Thanks, Craig. I think the agent test coverage is sufficient here and consecutive updates aren't something we should pursue adding. The coverage gaps lie elsewhere in Fleet.

@amolnater-qasource
Copy link
Collaborator

To clarify: was upgrading from 8.12.0 -> 8.12.1 via the API successful during the BC test?

@kpollich yes the direct 8.12.0>8.12.1 BC1 was successful, which is part of our testcases using below API under the Dev tools:

POST kbn:/api/fleet/agents/<agent-id>/upgrade
{
  "version": "8.12.1"
}
  • We haven't upgraded this 8.12.0 agent from 8.11.4.

Further, even on 8.12.1 released kibana environment, we are successfully able to upgrade 8.12.0>8.12.1 from Fleet UI.

Screen Recording:

Agents.-.Fleet.-.Elastic.-.Google.Chrome.2024-02-12.20-25-50.mp4

If so can you share a summary of the test steps used as well?

We do not have any testcase for upgrading the agents twice like from 8.11.4> 8.12.0> 8.12.1

However, we have testcases from one lower version from all OS's:

Please let us know if anything else is required from our end.

cc: @jlind23
Thanks!

@jlind23
Copy link
Contributor

jlind23 commented Feb 12, 2024

@kpollich @juliaElastic according to #3263 (comment) it means that fresh install on 8.12.0 can be upgraded to 8.12.1, is that expected?

@kpollich
Copy link
Member

Thanks @amolnater-qasource - this is extremely helpful in understanding our existing test coverage here.

according to #3263 (comment) it means that fresh install on 8.12.0 can be upgraded to 8.12.1, is that expected?

I can confirm this is working as expected. I created a fresh 8.12.1 cloud instance (which naturally deploys a Fleet Server on 8.12.1 as well), then enrolled an agent running on 8.12.0, find my observations below:

  1. Upgrade available filter behaves as expected immediately following enrollment:

image

  1. "Upgrade" action is available, and triggering and upgrade immediately applies to the agent as expected

image

  1. Granular upgrade state is reported as expected

image

  1. Upgrade completes as expected

image


So, if I'm understanding the smoke tests properly, we wouldn't have caught this issue in smoke tests. In our smoke tests, we create a cloud instance on the latest release, then enroll an agent on the previous release, then attempt to upgrade it. To confirm this, I performed the same steps as above, but initially enrolled an agent on 8.11.4, then upgraded that agent to 8.12.0 instead of starting with a fresh 8.12.0 agent. Observations below:

  1. Agent enrolls successfully, shows Upgrade available badge as expected when on 8.11.4

image

  1. Agent is upgradeable to 8.12.0 and 8.12.1, updates to 8.12.0 as expected

image

image

  1. Agent is not upgradeable to 8.12.1, even after waiting the requisite 10 minutes for the upgrade rate limit - this is the bug described in this issue

image


So, in order to catch this bug in the QAS smoke tests, we would've needed to test a sequential upgrade from 8.11.4 -> 8.12.0 -> 8.12.1, or in generic terms Previous minor's latest patch -> Current minor -> Current minor's latest patch. Codifying this into a regression test seems like a good idea, but it's hard decide what the test case should be. When we go to test 8.12.2 should the sequential upgrade test case be 8.11.4 -> 8.12.0 -> 8.12.2 or 8.11.4 -> 8.12.1 -> 8.12.2?

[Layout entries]
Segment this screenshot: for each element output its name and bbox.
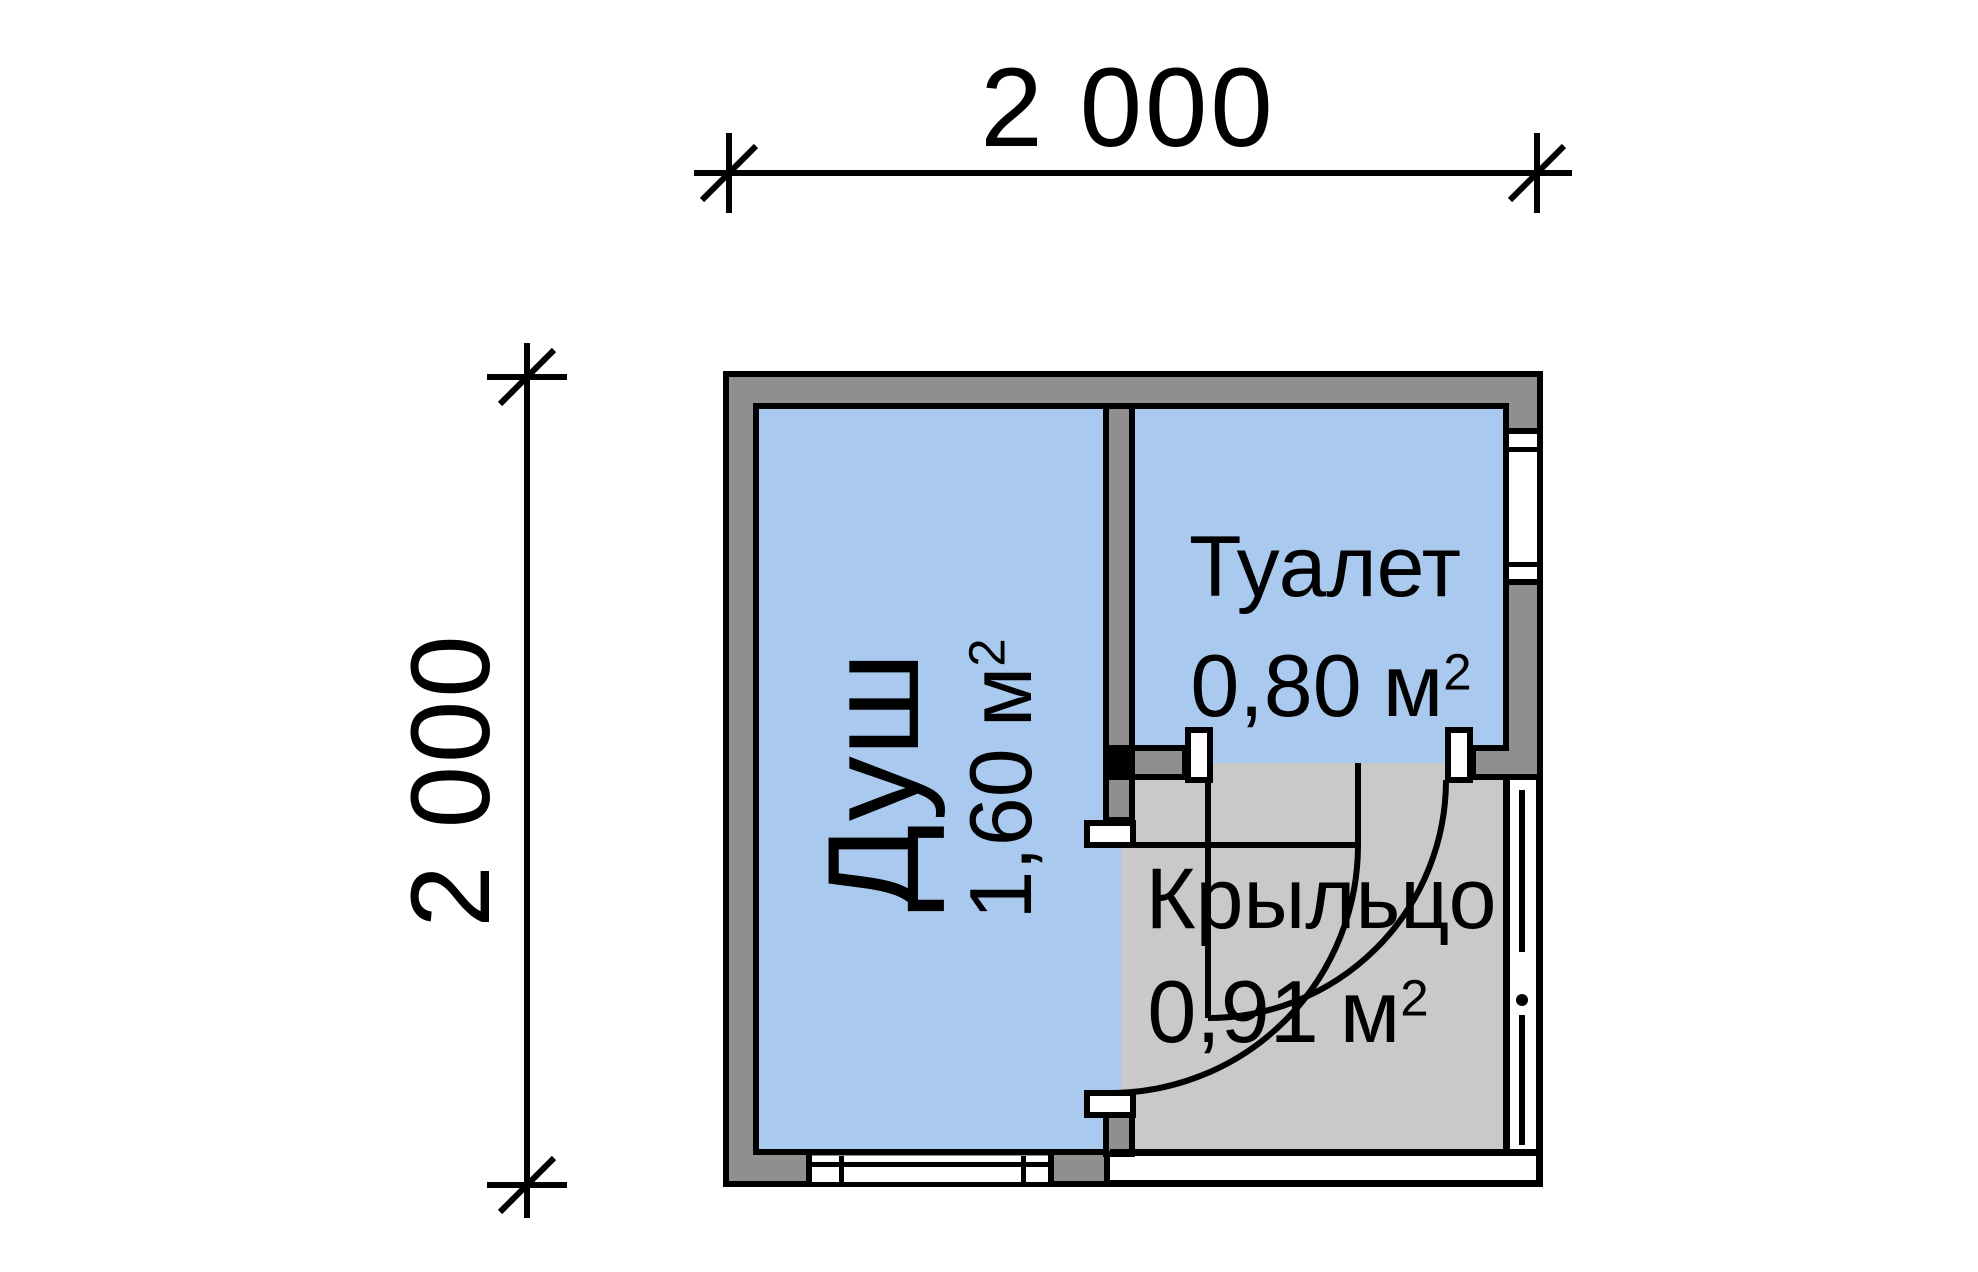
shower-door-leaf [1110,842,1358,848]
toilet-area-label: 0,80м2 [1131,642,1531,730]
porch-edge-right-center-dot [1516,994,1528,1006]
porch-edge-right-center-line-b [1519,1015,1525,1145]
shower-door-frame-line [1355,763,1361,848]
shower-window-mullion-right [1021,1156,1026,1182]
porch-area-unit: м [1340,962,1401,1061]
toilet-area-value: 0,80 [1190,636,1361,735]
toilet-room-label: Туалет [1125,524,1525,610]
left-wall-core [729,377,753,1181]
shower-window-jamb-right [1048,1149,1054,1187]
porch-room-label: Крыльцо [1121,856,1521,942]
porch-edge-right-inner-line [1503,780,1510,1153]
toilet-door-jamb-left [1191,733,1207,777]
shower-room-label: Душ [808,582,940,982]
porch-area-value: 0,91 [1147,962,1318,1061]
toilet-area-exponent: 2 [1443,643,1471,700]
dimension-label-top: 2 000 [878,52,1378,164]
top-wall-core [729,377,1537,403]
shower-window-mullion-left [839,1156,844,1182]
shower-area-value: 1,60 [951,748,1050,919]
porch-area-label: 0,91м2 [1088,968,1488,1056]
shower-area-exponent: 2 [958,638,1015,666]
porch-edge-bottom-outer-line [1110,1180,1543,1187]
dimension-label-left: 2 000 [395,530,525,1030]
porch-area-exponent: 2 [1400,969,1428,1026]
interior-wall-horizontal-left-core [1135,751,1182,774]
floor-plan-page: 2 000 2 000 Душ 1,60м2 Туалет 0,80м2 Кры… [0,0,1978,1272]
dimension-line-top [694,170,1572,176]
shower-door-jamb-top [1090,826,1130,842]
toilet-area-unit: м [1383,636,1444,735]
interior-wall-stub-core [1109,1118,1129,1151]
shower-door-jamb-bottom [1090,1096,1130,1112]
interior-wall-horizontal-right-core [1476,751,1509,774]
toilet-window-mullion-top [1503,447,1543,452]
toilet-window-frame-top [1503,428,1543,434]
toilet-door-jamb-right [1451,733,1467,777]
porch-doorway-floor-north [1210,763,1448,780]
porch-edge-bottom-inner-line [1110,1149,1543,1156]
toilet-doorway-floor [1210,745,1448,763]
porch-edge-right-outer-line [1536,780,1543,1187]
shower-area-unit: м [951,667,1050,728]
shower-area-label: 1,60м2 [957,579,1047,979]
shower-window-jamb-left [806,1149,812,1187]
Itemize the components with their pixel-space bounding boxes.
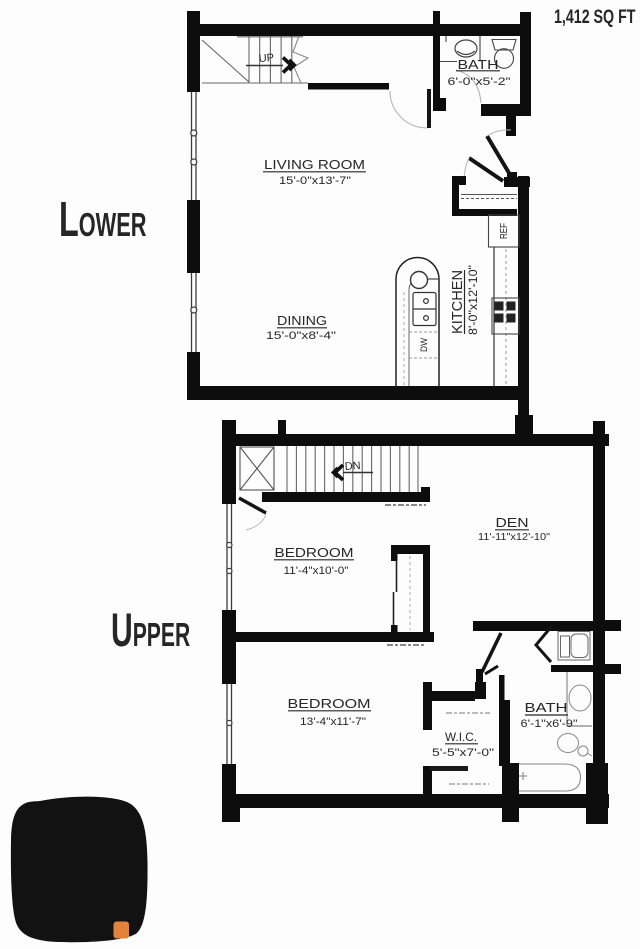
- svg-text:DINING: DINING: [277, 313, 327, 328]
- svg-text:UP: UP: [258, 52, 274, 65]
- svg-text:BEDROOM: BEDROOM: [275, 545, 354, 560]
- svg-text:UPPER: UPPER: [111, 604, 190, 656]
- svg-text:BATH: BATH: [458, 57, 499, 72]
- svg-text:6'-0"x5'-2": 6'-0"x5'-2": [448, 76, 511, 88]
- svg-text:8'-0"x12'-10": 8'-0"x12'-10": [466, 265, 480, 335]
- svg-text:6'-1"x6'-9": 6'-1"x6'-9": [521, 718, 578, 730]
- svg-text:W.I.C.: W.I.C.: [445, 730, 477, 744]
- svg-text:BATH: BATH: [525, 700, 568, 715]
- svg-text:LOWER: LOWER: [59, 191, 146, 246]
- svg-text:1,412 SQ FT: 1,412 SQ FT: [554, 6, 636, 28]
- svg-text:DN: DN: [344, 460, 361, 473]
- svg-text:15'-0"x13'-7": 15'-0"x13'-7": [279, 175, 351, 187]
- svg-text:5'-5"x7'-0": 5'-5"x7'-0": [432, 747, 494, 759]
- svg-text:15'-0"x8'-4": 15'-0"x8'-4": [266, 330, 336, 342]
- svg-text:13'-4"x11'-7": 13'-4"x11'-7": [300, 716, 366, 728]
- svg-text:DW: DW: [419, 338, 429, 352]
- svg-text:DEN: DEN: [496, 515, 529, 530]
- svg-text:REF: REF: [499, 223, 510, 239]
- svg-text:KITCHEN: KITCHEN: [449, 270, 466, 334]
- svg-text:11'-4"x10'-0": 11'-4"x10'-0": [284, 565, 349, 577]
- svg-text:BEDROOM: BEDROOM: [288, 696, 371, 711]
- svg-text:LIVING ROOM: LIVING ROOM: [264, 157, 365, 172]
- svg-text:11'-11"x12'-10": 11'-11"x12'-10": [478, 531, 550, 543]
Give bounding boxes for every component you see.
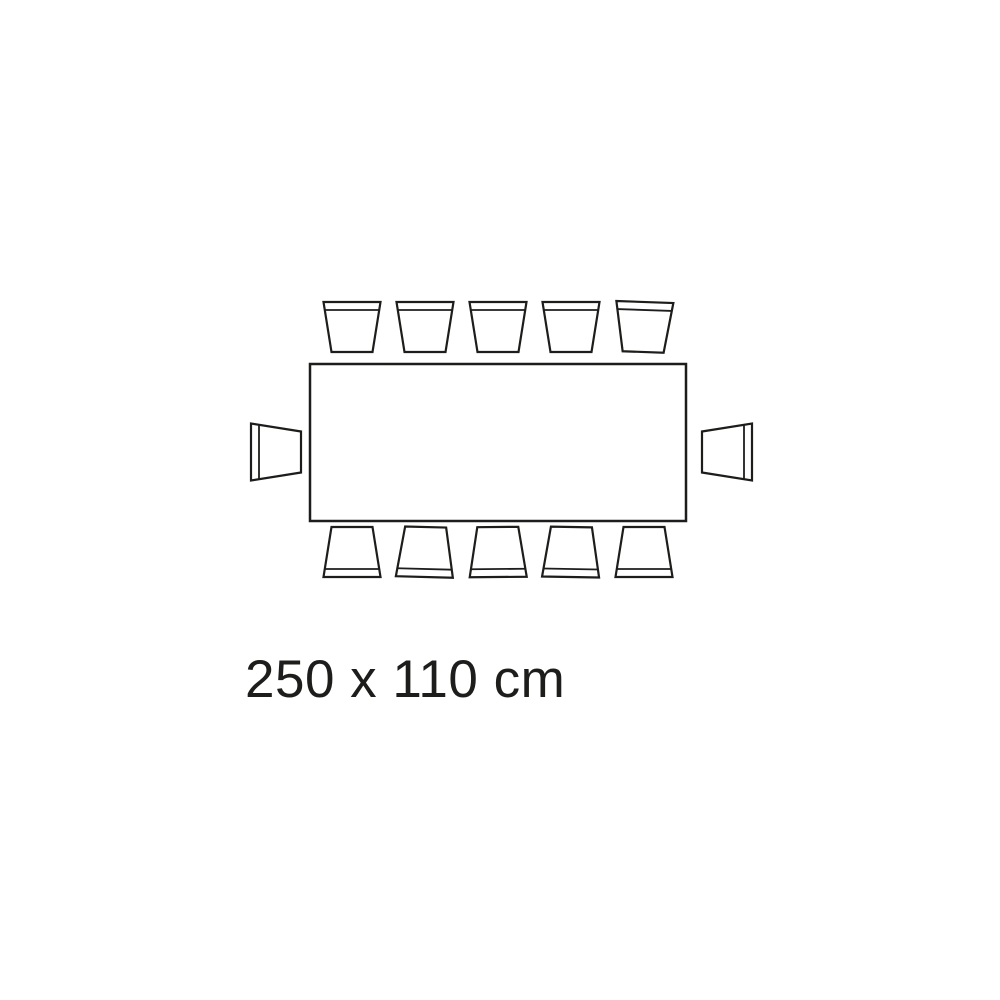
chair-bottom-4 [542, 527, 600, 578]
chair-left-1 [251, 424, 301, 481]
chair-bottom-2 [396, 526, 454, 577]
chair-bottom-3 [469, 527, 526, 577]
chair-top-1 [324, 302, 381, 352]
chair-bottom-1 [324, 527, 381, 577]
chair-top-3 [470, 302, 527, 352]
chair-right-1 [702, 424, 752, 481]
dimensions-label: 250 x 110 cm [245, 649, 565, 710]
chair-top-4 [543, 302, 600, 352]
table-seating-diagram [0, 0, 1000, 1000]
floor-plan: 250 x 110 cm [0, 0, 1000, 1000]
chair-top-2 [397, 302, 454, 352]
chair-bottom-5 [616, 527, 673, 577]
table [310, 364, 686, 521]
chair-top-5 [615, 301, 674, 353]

_OBJECTIVE A:_ Recast the layout entries as a Markdown table with the columns "Row" and "Line", starting at the line containing "chair-bottom-4 [542, 527, 600, 578]" and continuing through the last of the layout entries, both ends included. Number each row, and omit any blank lines.
_OBJECTIVE B:_ Continue the Fleet upgrade discussion from its final sentence.
The Fleet upgrade discussion and the layout entries are independent of each other.

_TASK OUTPUT A:_
| Row | Line |
|---|---|
| 1 | chair-bottom-4 [542, 527, 600, 578] |
| 2 | chair-left-1 [251, 424, 301, 481] |
| 3 | chair-bottom-2 [396, 526, 454, 577] |
| 4 | chair-bottom-3 [469, 527, 526, 577] |
| 5 | chair-top-1 [324, 302, 381, 352] |
| 6 | chair-bottom-1 [324, 527, 381, 577] |
| 7 | chair-top-3 [470, 302, 527, 352] |
| 8 | chair-right-1 [702, 424, 752, 481] |
| 9 | dimensions-label: 250 x 110 cm [245, 649, 565, 710] |
| 10 | chair-top-4 [543, 302, 600, 352] |
| 11 | table-seating-diagram [0, 0, 1000, 1000] |
| 12 | floor-plan: 250 x 110 cm [0, 0, 1000, 1000] |
| 13 | chair-top-2 [397, 302, 454, 352] |
| 14 | chair-bottom-5 [616, 527, 673, 577] |
| 15 | table [310, 364, 686, 521] |
| 16 | chair-top-5 [615, 301, 674, 353] |

_TASK OUTPUT B:_
@cmacknz
Copy link
Member

cmacknz commented Feb 12, 2024

When we go to test 8.12.2 should the sequential upgrade test case be 8.11.4 -> 8.12.0 -> 8.12.2 or 8.11.4 -> 8.12.1 -> 8.12.2?

I don't think it matters, either sequence would reproduce the bug wouldn't it? Probably best to always use the latest versions with the most bug fixes to minimize other issues.

This regression test using real agents is a good idea but it also feels like you could write automated test for the upgrade state directly in Fleet server. The simplest version of this would use mock agents (similar to horde) and you could query the resulting changes out of Elasticsearch directly, although a better test would probably use the Fleet API in Kibana.

The agent test framework we use can provide the guarantee that the agent half of the upgrade works as expected, so you don't need to reverify that.

Using mock agents would also allow you to have them do adversarial things like make requests with incorrect and out of order upgrade details. While Fleet shouldn't have to verify the agent part of the contact, it also shouldn't assume the agent will never have a bug in how it talks to Fleet and it should defend itself against that.

@kpollich
Copy link
Member

I don't think it matters, either sequence would reproduce the bug wouldn't it? Probably best to always use the latest versions with the most bug fixes to minimize other issues.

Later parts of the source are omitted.